> _Dataset items_:
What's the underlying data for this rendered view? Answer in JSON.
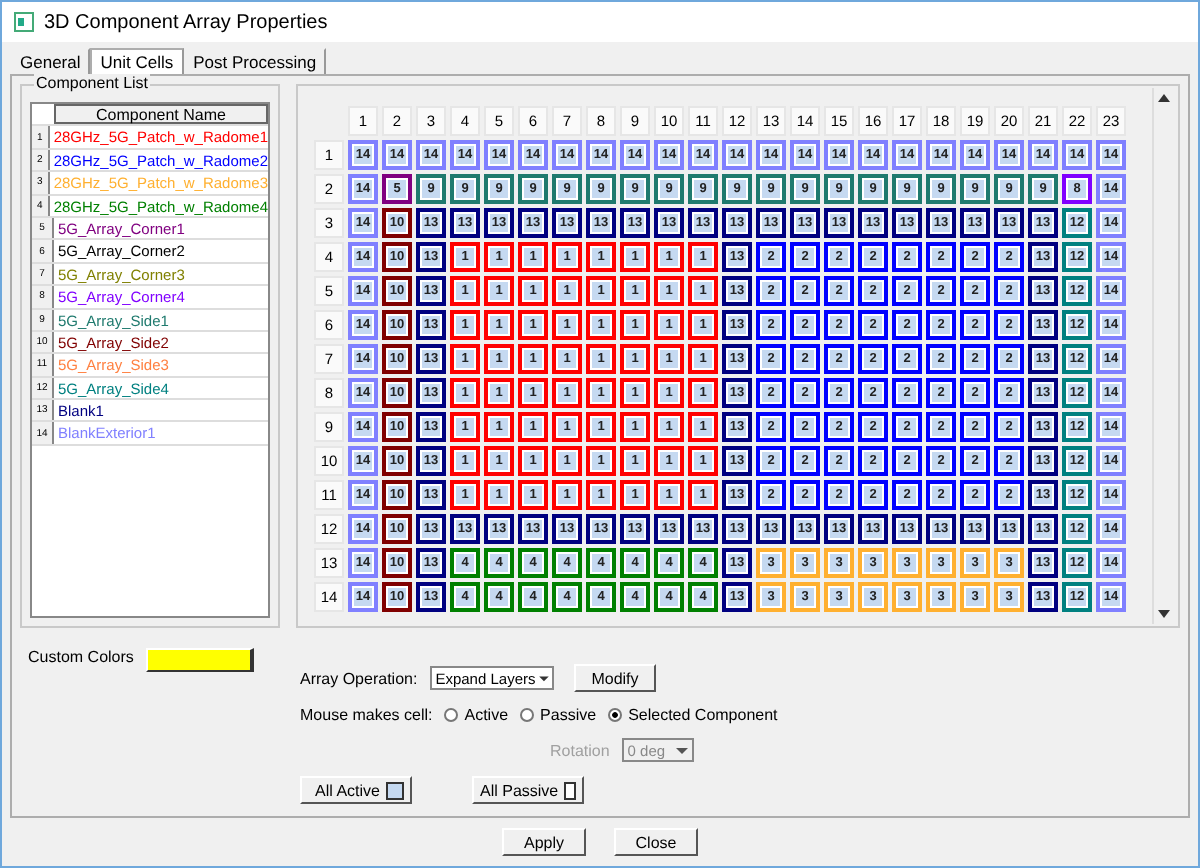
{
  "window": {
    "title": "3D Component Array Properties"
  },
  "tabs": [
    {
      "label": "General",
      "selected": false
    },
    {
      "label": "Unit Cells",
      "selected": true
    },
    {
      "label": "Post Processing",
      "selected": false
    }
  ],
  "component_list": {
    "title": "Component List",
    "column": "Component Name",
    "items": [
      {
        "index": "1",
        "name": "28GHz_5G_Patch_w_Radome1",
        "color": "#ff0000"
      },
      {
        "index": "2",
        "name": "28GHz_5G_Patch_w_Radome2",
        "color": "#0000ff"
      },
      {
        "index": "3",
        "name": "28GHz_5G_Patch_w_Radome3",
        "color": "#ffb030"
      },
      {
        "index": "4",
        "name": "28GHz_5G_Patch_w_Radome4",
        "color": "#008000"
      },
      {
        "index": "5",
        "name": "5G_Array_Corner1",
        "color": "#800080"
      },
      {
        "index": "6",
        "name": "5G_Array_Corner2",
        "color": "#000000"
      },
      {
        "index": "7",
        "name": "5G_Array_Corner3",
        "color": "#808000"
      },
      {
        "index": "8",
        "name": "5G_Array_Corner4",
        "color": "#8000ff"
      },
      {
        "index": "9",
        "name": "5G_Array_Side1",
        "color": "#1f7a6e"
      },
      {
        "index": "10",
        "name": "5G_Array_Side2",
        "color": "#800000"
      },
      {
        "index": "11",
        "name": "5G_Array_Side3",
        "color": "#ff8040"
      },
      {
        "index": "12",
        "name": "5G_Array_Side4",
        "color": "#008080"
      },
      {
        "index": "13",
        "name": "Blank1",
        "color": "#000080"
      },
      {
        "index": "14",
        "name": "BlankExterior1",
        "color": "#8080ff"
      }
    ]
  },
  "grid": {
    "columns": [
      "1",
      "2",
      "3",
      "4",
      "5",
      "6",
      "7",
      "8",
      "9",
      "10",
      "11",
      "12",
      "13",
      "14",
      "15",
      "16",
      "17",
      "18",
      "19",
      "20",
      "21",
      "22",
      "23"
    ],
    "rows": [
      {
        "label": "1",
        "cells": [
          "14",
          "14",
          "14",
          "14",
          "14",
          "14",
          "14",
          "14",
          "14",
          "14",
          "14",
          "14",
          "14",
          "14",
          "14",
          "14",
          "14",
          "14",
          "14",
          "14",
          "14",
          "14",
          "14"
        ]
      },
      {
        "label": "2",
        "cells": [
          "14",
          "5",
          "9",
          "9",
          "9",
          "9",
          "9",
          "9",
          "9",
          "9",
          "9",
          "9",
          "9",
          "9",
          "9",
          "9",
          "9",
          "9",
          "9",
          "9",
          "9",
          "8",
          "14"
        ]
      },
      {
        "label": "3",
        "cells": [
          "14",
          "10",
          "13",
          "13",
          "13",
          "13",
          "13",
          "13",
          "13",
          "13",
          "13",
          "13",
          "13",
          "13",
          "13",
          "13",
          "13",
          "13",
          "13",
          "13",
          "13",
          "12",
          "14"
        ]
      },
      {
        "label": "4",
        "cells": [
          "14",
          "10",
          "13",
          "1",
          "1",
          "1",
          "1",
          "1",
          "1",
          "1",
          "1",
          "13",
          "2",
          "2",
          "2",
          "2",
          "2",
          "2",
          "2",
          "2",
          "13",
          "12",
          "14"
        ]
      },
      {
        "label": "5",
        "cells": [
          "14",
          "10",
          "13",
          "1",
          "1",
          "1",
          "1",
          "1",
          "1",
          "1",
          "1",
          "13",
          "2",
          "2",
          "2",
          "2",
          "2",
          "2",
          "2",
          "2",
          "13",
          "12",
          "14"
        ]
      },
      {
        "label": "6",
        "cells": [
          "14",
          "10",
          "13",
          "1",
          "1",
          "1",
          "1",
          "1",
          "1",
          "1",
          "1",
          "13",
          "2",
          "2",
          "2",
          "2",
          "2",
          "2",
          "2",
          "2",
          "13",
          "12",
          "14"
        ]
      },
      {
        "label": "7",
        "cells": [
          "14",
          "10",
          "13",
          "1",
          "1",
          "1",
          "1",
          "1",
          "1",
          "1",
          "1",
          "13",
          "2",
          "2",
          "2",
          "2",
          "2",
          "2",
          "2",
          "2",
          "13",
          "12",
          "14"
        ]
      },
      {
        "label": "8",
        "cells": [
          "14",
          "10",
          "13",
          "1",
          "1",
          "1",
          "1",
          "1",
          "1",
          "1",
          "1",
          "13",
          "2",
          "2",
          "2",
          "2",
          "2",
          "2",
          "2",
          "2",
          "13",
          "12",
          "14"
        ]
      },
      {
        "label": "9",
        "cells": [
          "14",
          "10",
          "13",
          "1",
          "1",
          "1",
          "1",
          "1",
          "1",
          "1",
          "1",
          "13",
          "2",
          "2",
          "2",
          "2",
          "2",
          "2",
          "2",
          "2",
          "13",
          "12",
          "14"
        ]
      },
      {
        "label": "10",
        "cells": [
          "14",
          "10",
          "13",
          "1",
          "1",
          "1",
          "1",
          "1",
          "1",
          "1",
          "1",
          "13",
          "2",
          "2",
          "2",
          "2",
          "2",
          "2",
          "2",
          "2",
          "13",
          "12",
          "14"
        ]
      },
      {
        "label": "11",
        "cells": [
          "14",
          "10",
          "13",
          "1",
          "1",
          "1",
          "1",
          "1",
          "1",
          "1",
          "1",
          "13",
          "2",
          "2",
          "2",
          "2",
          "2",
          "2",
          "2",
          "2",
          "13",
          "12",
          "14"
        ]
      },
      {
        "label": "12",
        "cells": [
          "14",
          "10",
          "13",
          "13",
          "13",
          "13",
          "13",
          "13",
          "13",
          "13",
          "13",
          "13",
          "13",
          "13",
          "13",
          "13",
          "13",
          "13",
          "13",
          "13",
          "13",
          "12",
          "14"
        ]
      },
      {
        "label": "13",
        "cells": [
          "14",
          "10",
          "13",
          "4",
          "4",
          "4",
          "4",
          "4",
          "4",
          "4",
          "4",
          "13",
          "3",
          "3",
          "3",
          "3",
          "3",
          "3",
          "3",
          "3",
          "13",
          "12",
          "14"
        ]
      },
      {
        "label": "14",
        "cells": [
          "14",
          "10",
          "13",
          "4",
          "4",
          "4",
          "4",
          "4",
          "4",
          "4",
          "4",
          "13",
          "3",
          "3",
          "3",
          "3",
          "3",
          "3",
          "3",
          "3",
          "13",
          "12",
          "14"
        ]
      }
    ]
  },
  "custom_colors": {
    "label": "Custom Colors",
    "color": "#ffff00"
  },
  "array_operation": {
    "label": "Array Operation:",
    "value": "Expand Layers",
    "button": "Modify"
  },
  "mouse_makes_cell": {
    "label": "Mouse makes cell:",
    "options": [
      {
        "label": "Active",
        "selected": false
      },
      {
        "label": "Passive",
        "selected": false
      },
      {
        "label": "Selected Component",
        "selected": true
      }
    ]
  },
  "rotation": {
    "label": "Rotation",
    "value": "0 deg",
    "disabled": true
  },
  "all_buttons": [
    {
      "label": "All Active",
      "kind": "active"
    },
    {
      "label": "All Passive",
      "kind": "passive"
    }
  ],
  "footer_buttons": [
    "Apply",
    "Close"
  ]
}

> _What you will do_: Retype the records verbatim, but not their images.

> _Result of this exercise_:
What's the underlying data for this rendered view? Answer in JSON.
{
  "window": {
    "title": "3D Component Array Properties"
  },
  "tabs": [
    {
      "label": "General",
      "selected": false
    },
    {
      "label": "Unit Cells",
      "selected": true
    },
    {
      "label": "Post Processing",
      "selected": false
    }
  ],
  "component_list": {
    "title": "Component List",
    "column": "Component Name",
    "items": [
      {
        "index": "1",
        "name": "28GHz_5G_Patch_w_Radome1",
        "color": "#ff0000"
      },
      {
        "index": "2",
        "name": "28GHz_5G_Patch_w_Radome2",
        "color": "#0000ff"
      },
      {
        "index": "3",
        "name": "28GHz_5G_Patch_w_Radome3",
        "color": "#ffb030"
      },
      {
        "index": "4",
        "name": "28GHz_5G_Patch_w_Radome4",
        "color": "#008000"
      },
      {
        "index": "5",
        "name": "5G_Array_Corner1",
        "color": "#800080"
      },
      {
        "index": "6",
        "name": "5G_Array_Corner2",
        "color": "#000000"
      },
      {
        "index": "7",
        "name": "5G_Array_Corner3",
        "color": "#808000"
      },
      {
        "index": "8",
        "name": "5G_Array_Corner4",
        "color": "#8000ff"
      },
      {
        "index": "9",
        "name": "5G_Array_Side1",
        "color": "#1f7a6e"
      },
      {
        "index": "10",
        "name": "5G_Array_Side2",
        "color": "#800000"
      },
      {
        "index": "11",
        "name": "5G_Array_Side3",
        "color": "#ff8040"
      },
      {
        "index": "12",
        "name": "5G_Array_Side4",
        "color": "#008080"
      },
      {
        "index": "13",
        "name": "Blank1",
        "color": "#000080"
      },
      {
        "index": "14",
        "name": "BlankExterior1",
        "color": "#8080ff"
      }
    ]
  },
  "grid": {
    "columns": [
      "1",
      "2",
      "3",
      "4",
      "5",
      "6",
      "7",
      "8",
      "9",
      "10",
      "11",
      "12",
      "13",
      "14",
      "15",
      "16",
      "17",
      "18",
      "19",
      "20",
      "21",
      "22",
      "23"
    ],
    "rows": [
      {
        "label": "1",
        "cells": [
          "14",
          "14",
          "14",
          "14",
          "14",
          "14",
          "14",
          "14",
          "14",
          "14",
          "14",
          "14",
          "14",
          "14",
          "14",
          "14",
          "14",
          "14",
          "14",
          "14",
          "14",
          "14",
          "14"
        ]
      },
      {
        "label": "2",
        "cells": [
          "14",
          "5",
          "9",
          "9",
          "9",
          "9",
          "9",
          "9",
          "9",
          "9",
          "9",
          "9",
          "9",
          "9",
          "9",
          "9",
          "9",
          "9",
          "9",
          "9",
          "9",
          "8",
          "14"
        ]
      },
      {
        "label": "3",
        "cells": [
          "14",
          "10",
          "13",
          "13",
          "13",
          "13",
          "13",
          "13",
          "13",
          "13",
          "13",
          "13",
          "13",
          "13",
          "13",
          "13",
          "13",
          "13",
          "13",
          "13",
          "13",
          "12",
          "14"
        ]
      },
      {
        "label": "4",
        "cells": [
          "14",
          "10",
          "13",
          "1",
          "1",
          "1",
          "1",
          "1",
          "1",
          "1",
          "1",
          "13",
          "2",
          "2",
          "2",
          "2",
          "2",
          "2",
          "2",
          "2",
          "13",
          "12",
          "14"
        ]
      },
      {
        "label": "5",
        "cells": [
          "14",
          "10",
          "13",
          "1",
          "1",
          "1",
          "1",
          "1",
          "1",
          "1",
          "1",
          "13",
          "2",
          "2",
          "2",
          "2",
          "2",
          "2",
          "2",
          "2",
          "13",
          "12",
          "14"
        ]
      },
      {
        "label": "6",
        "cells": [
          "14",
          "10",
          "13",
          "1",
          "1",
          "1",
          "1",
          "1",
          "1",
          "1",
          "1",
          "13",
          "2",
          "2",
          "2",
          "2",
          "2",
          "2",
          "2",
          "2",
          "13",
          "12",
          "14"
        ]
      },
      {
        "label": "7",
        "cells": [
          "14",
          "10",
          "13",
          "1",
          "1",
          "1",
          "1",
          "1",
          "1",
          "1",
          "1",
          "13",
          "2",
          "2",
          "2",
          "2",
          "2",
          "2",
          "2",
          "2",
          "13",
          "12",
          "14"
        ]
      },
      {
        "label": "8",
        "cells": [
          "14",
          "10",
          "13",
          "1",
          "1",
          "1",
          "1",
          "1",
          "1",
          "1",
          "1",
          "13",
          "2",
          "2",
          "2",
          "2",
          "2",
          "2",
          "2",
          "2",
          "13",
          "12",
          "14"
        ]
      },
      {
        "label": "9",
        "cells": [
          "14",
          "10",
          "13",
          "1",
          "1",
          "1",
          "1",
          "1",
          "1",
          "1",
          "1",
          "13",
          "2",
          "2",
          "2",
          "2",
          "2",
          "2",
          "2",
          "2",
          "13",
          "12",
          "14"
        ]
      },
      {
        "label": "10",
        "cells": [
          "14",
          "10",
          "13",
          "1",
          "1",
          "1",
          "1",
          "1",
          "1",
          "1",
          "1",
          "13",
          "2",
          "2",
          "2",
          "2",
          "2",
          "2",
          "2",
          "2",
          "13",
          "12",
          "14"
        ]
      },
      {
        "label": "11",
        "cells": [
          "14",
          "10",
          "13",
          "1",
          "1",
          "1",
          "1",
          "1",
          "1",
          "1",
          "1",
          "13",
          "2",
          "2",
          "2",
          "2",
          "2",
          "2",
          "2",
          "2",
          "13",
          "12",
          "14"
        ]
      },
      {
        "label": "12",
        "cells": [
          "14",
          "10",
          "13",
          "13",
          "13",
          "13",
          "13",
          "13",
          "13",
          "13",
          "13",
          "13",
          "13",
          "13",
          "13",
          "13",
          "13",
          "13",
          "13",
          "13",
          "13",
          "12",
          "14"
        ]
      },
      {
        "label": "13",
        "cells": [
          "14",
          "10",
          "13",
          "4",
          "4",
          "4",
          "4",
          "4",
          "4",
          "4",
          "4",
          "13",
          "3",
          "3",
          "3",
          "3",
          "3",
          "3",
          "3",
          "3",
          "13",
          "12",
          "14"
        ]
      },
      {
        "label": "14",
        "cells": [
          "14",
          "10",
          "13",
          "4",
          "4",
          "4",
          "4",
          "4",
          "4",
          "4",
          "4",
          "13",
          "3",
          "3",
          "3",
          "3",
          "3",
          "3",
          "3",
          "3",
          "13",
          "12",
          "14"
        ]
      }
    ]
  },
  "custom_colors": {
    "label": "Custom Colors",
    "color": "#ffff00"
  },
  "array_operation": {
    "label": "Array Operation:",
    "value": "Expand Layers",
    "button": "Modify"
  },
  "mouse_makes_cell": {
    "label": "Mouse makes cell:",
    "options": [
      {
        "label": "Active",
        "selected": false
      },
      {
        "label": "Passive",
        "selected": false
      },
      {
        "label": "Selected Component",
        "selected": true
      }
    ]
  },
  "rotation": {
    "label": "Rotation",
    "value": "0 deg",
    "disabled": true
  },
  "all_buttons": [
    {
      "label": "All Active",
      "kind": "active"
    },
    {
      "label": "All Passive",
      "kind": "passive"
    }
  ],
  "footer_buttons": [
    "Apply",
    "Close"
  ]
}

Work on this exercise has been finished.